# WORK ORDER:
Would you repeat the data below exactly, taking out the images?

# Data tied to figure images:
- Opening Delimiter -

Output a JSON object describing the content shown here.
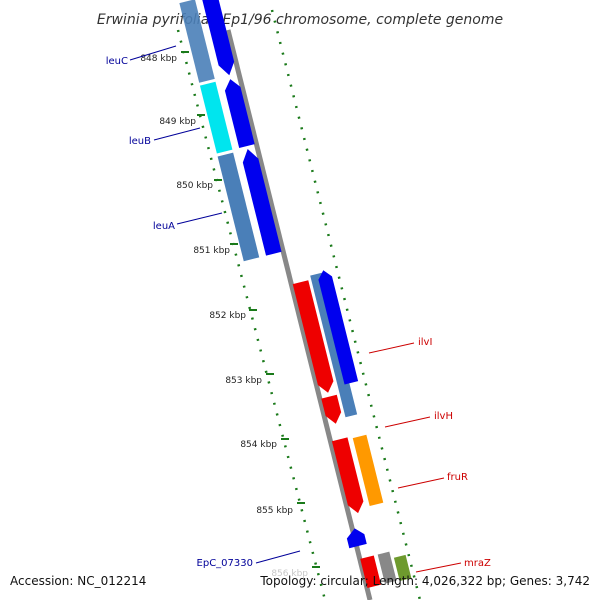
{
  "title": "Erwinia pyrifoliae Ep1/96 chromosome, complete genome",
  "ticks": [
    {
      "label": "848 kbp",
      "bp": 848000
    },
    {
      "label": "849 kbp",
      "bp": 849000
    },
    {
      "label": "850 kbp",
      "bp": 850000
    },
    {
      "label": "851 kbp",
      "bp": 851000
    },
    {
      "label": "852 kbp",
      "bp": 852000
    },
    {
      "label": "853 kbp",
      "bp": 853000
    },
    {
      "label": "854 kbp",
      "bp": 854000
    },
    {
      "label": "855 kbp",
      "bp": 855000
    },
    {
      "label": "856 kbp",
      "bp": 856000
    }
  ],
  "genes": [
    {
      "label": "leuC",
      "side": "left",
      "color": "#000099"
    },
    {
      "label": "leuB",
      "side": "left",
      "color": "#000099"
    },
    {
      "label": "leuA",
      "side": "left",
      "color": "#000099"
    },
    {
      "label": "ilvI",
      "side": "right",
      "color": "#cc0000"
    },
    {
      "label": "ilvH",
      "side": "right",
      "color": "#cc0000"
    },
    {
      "label": "fruR",
      "side": "right",
      "color": "#cc0000"
    },
    {
      "label": "EpC_07330",
      "side": "left",
      "color": "#000099"
    },
    {
      "label": "mraZ",
      "side": "right",
      "color": "#cc0000"
    }
  ],
  "colors": {
    "forward_cds": "#0000ee",
    "reverse_cds": "#ee0000",
    "gene": "#4a7fb8",
    "highlight_cyan": "#00e5ee",
    "orange_cds": "#ff9900",
    "backbone": "#888888",
    "gc_dots": "#1a7a1a",
    "tick": "#1a7a1a"
  },
  "footer": {
    "accession": "Accession: NC_012214",
    "summary": "Topology: circular; Length: 4,026,322 bp; Genes: 3,742"
  }
}
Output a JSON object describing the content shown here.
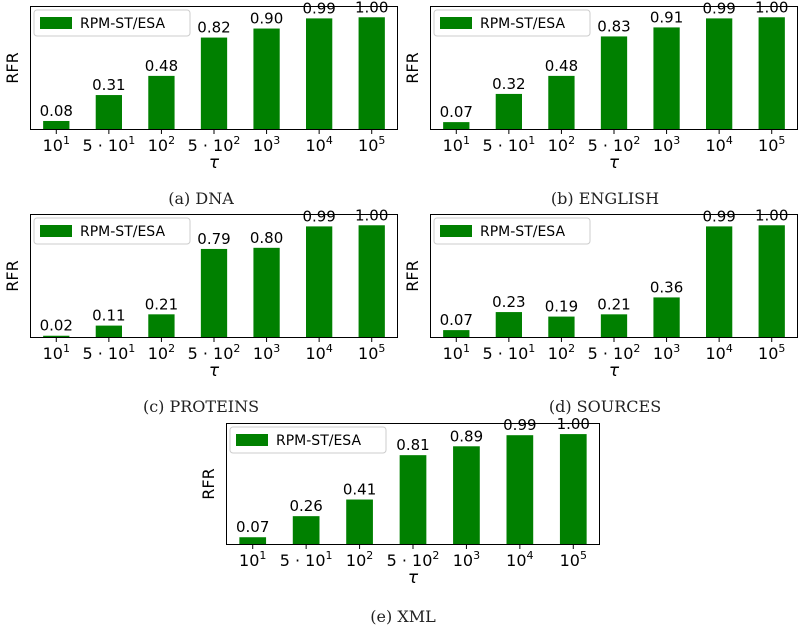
{
  "chart_data": [
    {
      "type": "bar",
      "caption": "(a) DNA",
      "legend": "RPM-ST/ESA",
      "ylabel": "RFR",
      "xlabel": "τ",
      "categories": [
        {
          "base": "10",
          "sup": "1"
        },
        {
          "base": "5 · 10",
          "sup": "1"
        },
        {
          "base": "10",
          "sup": "2"
        },
        {
          "base": "5 · 10",
          "sup": "2"
        },
        {
          "base": "10",
          "sup": "3"
        },
        {
          "base": "10",
          "sup": "4"
        },
        {
          "base": "10",
          "sup": "5"
        }
      ],
      "values": [
        0.08,
        0.31,
        0.48,
        0.82,
        0.9,
        0.99,
        1.0
      ],
      "labels": [
        "0.08",
        "0.31",
        "0.48",
        "0.82",
        "0.90",
        "0.99",
        "1.00"
      ],
      "ylim": [
        0,
        1.1
      ],
      "color": "#008000",
      "legend_position": "top-left"
    },
    {
      "type": "bar",
      "caption": "(b) ENGLISH",
      "legend": "RPM-ST/ESA",
      "ylabel": "RFR",
      "xlabel": "τ",
      "categories": [
        {
          "base": "10",
          "sup": "1"
        },
        {
          "base": "5 · 10",
          "sup": "1"
        },
        {
          "base": "10",
          "sup": "2"
        },
        {
          "base": "5 · 10",
          "sup": "2"
        },
        {
          "base": "10",
          "sup": "3"
        },
        {
          "base": "10",
          "sup": "4"
        },
        {
          "base": "10",
          "sup": "5"
        }
      ],
      "values": [
        0.07,
        0.32,
        0.48,
        0.83,
        0.91,
        0.99,
        1.0
      ],
      "labels": [
        "0.07",
        "0.32",
        "0.48",
        "0.83",
        "0.91",
        "0.99",
        "1.00"
      ],
      "ylim": [
        0,
        1.1
      ],
      "color": "#008000",
      "legend_position": "top-left"
    },
    {
      "type": "bar",
      "caption": "(c) PROTEINS",
      "legend": "RPM-ST/ESA",
      "ylabel": "RFR",
      "xlabel": "τ",
      "categories": [
        {
          "base": "10",
          "sup": "1"
        },
        {
          "base": "5 · 10",
          "sup": "1"
        },
        {
          "base": "10",
          "sup": "2"
        },
        {
          "base": "5 · 10",
          "sup": "2"
        },
        {
          "base": "10",
          "sup": "3"
        },
        {
          "base": "10",
          "sup": "4"
        },
        {
          "base": "10",
          "sup": "5"
        }
      ],
      "values": [
        0.02,
        0.11,
        0.21,
        0.79,
        0.8,
        0.99,
        1.0
      ],
      "labels": [
        "0.02",
        "0.11",
        "0.21",
        "0.79",
        "0.80",
        "0.99",
        "1.00"
      ],
      "ylim": [
        0,
        1.1
      ],
      "color": "#008000",
      "legend_position": "top-left"
    },
    {
      "type": "bar",
      "caption": "(d) SOURCES",
      "legend": "RPM-ST/ESA",
      "ylabel": "RFR",
      "xlabel": "τ",
      "categories": [
        {
          "base": "10",
          "sup": "1"
        },
        {
          "base": "5 · 10",
          "sup": "1"
        },
        {
          "base": "10",
          "sup": "2"
        },
        {
          "base": "5 · 10",
          "sup": "2"
        },
        {
          "base": "10",
          "sup": "3"
        },
        {
          "base": "10",
          "sup": "4"
        },
        {
          "base": "10",
          "sup": "5"
        }
      ],
      "values": [
        0.07,
        0.23,
        0.19,
        0.21,
        0.36,
        0.99,
        1.0
      ],
      "labels": [
        "0.07",
        "0.23",
        "0.19",
        "0.21",
        "0.36",
        "0.99",
        "1.00"
      ],
      "ylim": [
        0,
        1.1
      ],
      "color": "#008000",
      "legend_position": "top-left"
    },
    {
      "type": "bar",
      "caption": "(e) XML",
      "legend": "RPM-ST/ESA",
      "ylabel": "RFR",
      "xlabel": "τ",
      "categories": [
        {
          "base": "10",
          "sup": "1"
        },
        {
          "base": "5 · 10",
          "sup": "1"
        },
        {
          "base": "10",
          "sup": "2"
        },
        {
          "base": "5 · 10",
          "sup": "2"
        },
        {
          "base": "10",
          "sup": "3"
        },
        {
          "base": "10",
          "sup": "4"
        },
        {
          "base": "10",
          "sup": "5"
        }
      ],
      "values": [
        0.07,
        0.26,
        0.41,
        0.81,
        0.89,
        0.99,
        1.0
      ],
      "labels": [
        "0.07",
        "0.26",
        "0.41",
        "0.81",
        "0.89",
        "0.99",
        "1.00"
      ],
      "ylim": [
        0,
        1.1
      ],
      "color": "#008000",
      "legend_position": "top-left"
    }
  ]
}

- Closing Delimiter -

# SOLUTION TO THIS PROBLEM:
Output a JSON object describing the content shown here.
{
  "title": "Erwinia pyrifoliae Ep1/96 chromosome, complete genome",
  "ticks": [
    {
      "label": "848 kbp",
      "bp": 848000
    },
    {
      "label": "849 kbp",
      "bp": 849000
    },
    {
      "label": "850 kbp",
      "bp": 850000
    },
    {
      "label": "851 kbp",
      "bp": 851000
    },
    {
      "label": "852 kbp",
      "bp": 852000
    },
    {
      "label": "853 kbp",
      "bp": 853000
    },
    {
      "label": "854 kbp",
      "bp": 854000
    },
    {
      "label": "855 kbp",
      "bp": 855000
    },
    {
      "label": "856 kbp",
      "bp": 856000
    }
  ],
  "genes": [
    {
      "label": "leuC",
      "side": "left",
      "color": "#000099"
    },
    {
      "label": "leuB",
      "side": "left",
      "color": "#000099"
    },
    {
      "label": "leuA",
      "side": "left",
      "color": "#000099"
    },
    {
      "label": "ilvI",
      "side": "right",
      "color": "#cc0000"
    },
    {
      "label": "ilvH",
      "side": "right",
      "color": "#cc0000"
    },
    {
      "label": "fruR",
      "side": "right",
      "color": "#cc0000"
    },
    {
      "label": "EpC_07330",
      "side": "left",
      "color": "#000099"
    },
    {
      "label": "mraZ",
      "side": "right",
      "color": "#cc0000"
    }
  ],
  "colors": {
    "forward_cds": "#0000ee",
    "reverse_cds": "#ee0000",
    "gene": "#4a7fb8",
    "highlight_cyan": "#00e5ee",
    "orange_cds": "#ff9900",
    "backbone": "#888888",
    "gc_dots": "#1a7a1a",
    "tick": "#1a7a1a"
  },
  "footer": {
    "accession": "Accession: NC_012214",
    "summary": "Topology: circular; Length: 4,026,322 bp; Genes: 3,742"
  }
}
Output a JSON object describing the content shown here.
{
  "chart_data": [
    {
      "type": "bar",
      "caption": "(a) DNA",
      "legend": "RPM-ST/ESA",
      "ylabel": "RFR",
      "xlabel": "τ",
      "categories": [
        {
          "base": "10",
          "sup": "1"
        },
        {
          "base": "5 · 10",
          "sup": "1"
        },
        {
          "base": "10",
          "sup": "2"
        },
        {
          "base": "5 · 10",
          "sup": "2"
        },
        {
          "base": "10",
          "sup": "3"
        },
        {
          "base": "10",
          "sup": "4"
        },
        {
          "base": "10",
          "sup": "5"
        }
      ],
      "values": [
        0.08,
        0.31,
        0.48,
        0.82,
        0.9,
        0.99,
        1.0
      ],
      "labels": [
        "0.08",
        "0.31",
        "0.48",
        "0.82",
        "0.90",
        "0.99",
        "1.00"
      ],
      "ylim": [
        0,
        1.1
      ],
      "color": "#008000",
      "legend_position": "top-left"
    },
    {
      "type": "bar",
      "caption": "(b) ENGLISH",
      "legend": "RPM-ST/ESA",
      "ylabel": "RFR",
      "xlabel": "τ",
      "categories": [
        {
          "base": "10",
          "sup": "1"
        },
        {
          "base": "5 · 10",
          "sup": "1"
        },
        {
          "base": "10",
          "sup": "2"
        },
        {
          "base": "5 · 10",
          "sup": "2"
        },
        {
          "base": "10",
          "sup": "3"
        },
        {
          "base": "10",
          "sup": "4"
        },
        {
          "base": "10",
          "sup": "5"
        }
      ],
      "values": [
        0.07,
        0.32,
        0.48,
        0.83,
        0.91,
        0.99,
        1.0
      ],
      "labels": [
        "0.07",
        "0.32",
        "0.48",
        "0.83",
        "0.91",
        "0.99",
        "1.00"
      ],
      "ylim": [
        0,
        1.1
      ],
      "color": "#008000",
      "legend_position": "top-left"
    },
    {
      "type": "bar",
      "caption": "(c) PROTEINS",
      "legend": "RPM-ST/ESA",
      "ylabel": "RFR",
      "xlabel": "τ",
      "categories": [
        {
          "base": "10",
          "sup": "1"
        },
        {
          "base": "5 · 10",
          "sup": "1"
        },
        {
          "base": "10",
          "sup": "2"
        },
        {
          "base": "5 · 10",
          "sup": "2"
        },
        {
          "base": "10",
          "sup": "3"
        },
        {
          "base": "10",
          "sup": "4"
        },
        {
          "base": "10",
          "sup": "5"
        }
      ],
      "values": [
        0.02,
        0.11,
        0.21,
        0.79,
        0.8,
        0.99,
        1.0
      ],
      "labels": [
        "0.02",
        "0.11",
        "0.21",
        "0.79",
        "0.80",
        "0.99",
        "1.00"
      ],
      "ylim": [
        0,
        1.1
      ],
      "color": "#008000",
      "legend_position": "top-left"
    },
    {
      "type": "bar",
      "caption": "(d) SOURCES",
      "legend": "RPM-ST/ESA",
      "ylabel": "RFR",
      "xlabel": "τ",
      "categories": [
        {
          "base": "10",
          "sup": "1"
        },
        {
          "base": "5 · 10",
          "sup": "1"
        },
        {
          "base": "10",
          "sup": "2"
        },
        {
          "base": "5 · 10",
          "sup": "2"
        },
        {
          "base": "10",
          "sup": "3"
        },
        {
          "base": "10",
          "sup": "4"
        },
        {
          "base": "10",
          "sup": "5"
        }
      ],
      "values": [
        0.07,
        0.23,
        0.19,
        0.21,
        0.36,
        0.99,
        1.0
      ],
      "labels": [
        "0.07",
        "0.23",
        "0.19",
        "0.21",
        "0.36",
        "0.99",
        "1.00"
      ],
      "ylim": [
        0,
        1.1
      ],
      "color": "#008000",
      "legend_position": "top-left"
    },
    {
      "type": "bar",
      "caption": "(e) XML",
      "legend": "RPM-ST/ESA",
      "ylabel": "RFR",
      "xlabel": "τ",
      "categories": [
        {
          "base": "10",
          "sup": "1"
        },
        {
          "base": "5 · 10",
          "sup": "1"
        },
        {
          "base": "10",
          "sup": "2"
        },
        {
          "base": "5 · 10",
          "sup": "2"
        },
        {
          "base": "10",
          "sup": "3"
        },
        {
          "base": "10",
          "sup": "4"
        },
        {
          "base": "10",
          "sup": "5"
        }
      ],
      "values": [
        0.07,
        0.26,
        0.41,
        0.81,
        0.89,
        0.99,
        1.0
      ],
      "labels": [
        "0.07",
        "0.26",
        "0.41",
        "0.81",
        "0.89",
        "0.99",
        "1.00"
      ],
      "ylim": [
        0,
        1.1
      ],
      "color": "#008000",
      "legend_position": "top-left"
    }
  ]
}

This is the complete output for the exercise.